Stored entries

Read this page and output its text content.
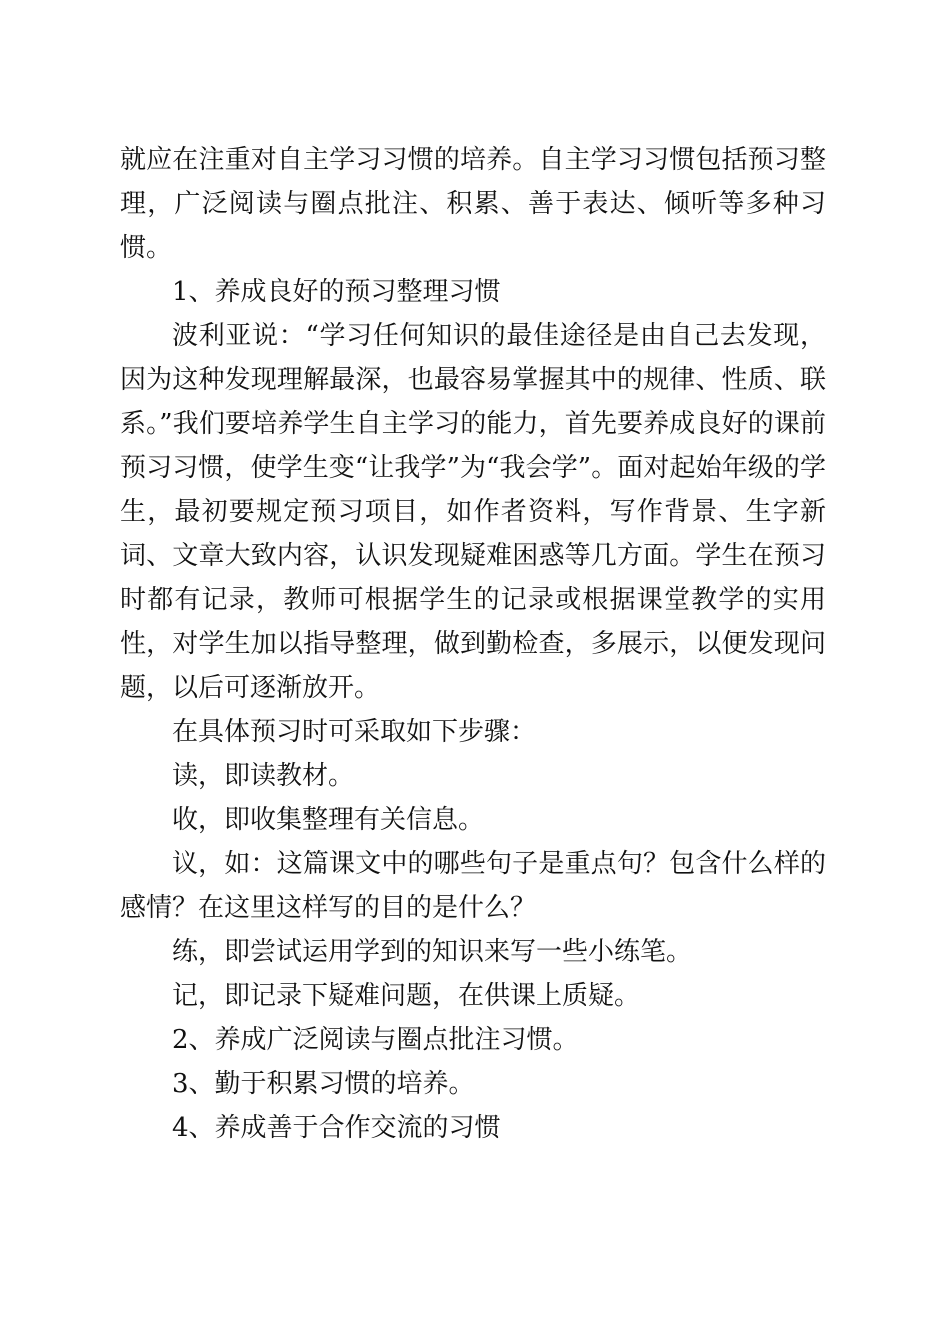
就应在注重对自主学习习惯的培养。自主学习习惯包括预习整理，广泛阅读与圈点批注、积累、善于表达、倾听等多种习惯。

1、养成良好的预习整理习惯

波利亚说：“学习任何知识的最佳途径是由自己去发现，因为这种发现理解最深，也最容易掌握其中的规律、性质、联系。”我们要培养学生自主学习的能力，首先要养成良好的课前预习习惯，使学生变“让我学”为“我会学”。面对起始年级的学生，最初要规定预习项目，如作者资料，写作背景、生字新词、文章大致内容，认识发现疑难困惑等几方面。学生在预习时都有记录，教师可根据学生的记录或根据课堂教学的实用性，对学生加以指导整理，做到勤检查，多展示，以便发现问题，以后可逐渐放开。

在具体预习时可采取如下步骤：

读，即读教材。

收，即收集整理有关信息。

议，如：这篇课文中的哪些句子是重点句？包含什么样的感情？在这里这样写的目的是什么？

练，即尝试运用学到的知识来写一些小练笔。

记，即记录下疑难问题，在供课上质疑。

2、养成广泛阅读与圈点批注习惯。

3、勤于积累习惯的培养。

4、养成善于合作交流的习惯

**GIVEN REQUEST:** Quote every record above exactly, omitting any pictures they contain.

**TASK RESULT:**
Read this page and output its text content.
就应在注重对自主学习习惯的培养。自主学习习惯包括预习整理，广泛阅读与圈点批注、积累、善于表达、倾听等多种习惯。

1、养成良好的预习整理习惯

波利亚说：“学习任何知识的最佳途径是由自己去发现，因为这种发现理解最深，也最容易掌握其中的规律、性质、联系。”我们要培养学生自主学习的能力，首先要养成良好的课前预习习惯，使学生变“让我学”为“我会学”。面对起始年级的学生，最初要规定预习项目，如作者资料，写作背景、生字新词、文章大致内容，认识发现疑难困惑等几方面。学生在预习时都有记录，教师可根据学生的记录或根据课堂教学的实用性，对学生加以指导整理，做到勤检查，多展示，以便发现问题，以后可逐渐放开。

在具体预习时可采取如下步骤：

读，即读教材。

收，即收集整理有关信息。

议，如：这篇课文中的哪些句子是重点句？包含什么样的感情？在这里这样写的目的是什么？

练，即尝试运用学到的知识来写一些小练笔。

记，即记录下疑难问题，在供课上质疑。

2、养成广泛阅读与圈点批注习惯。

3、勤于积累习惯的培养。

4、养成善于合作交流的习惯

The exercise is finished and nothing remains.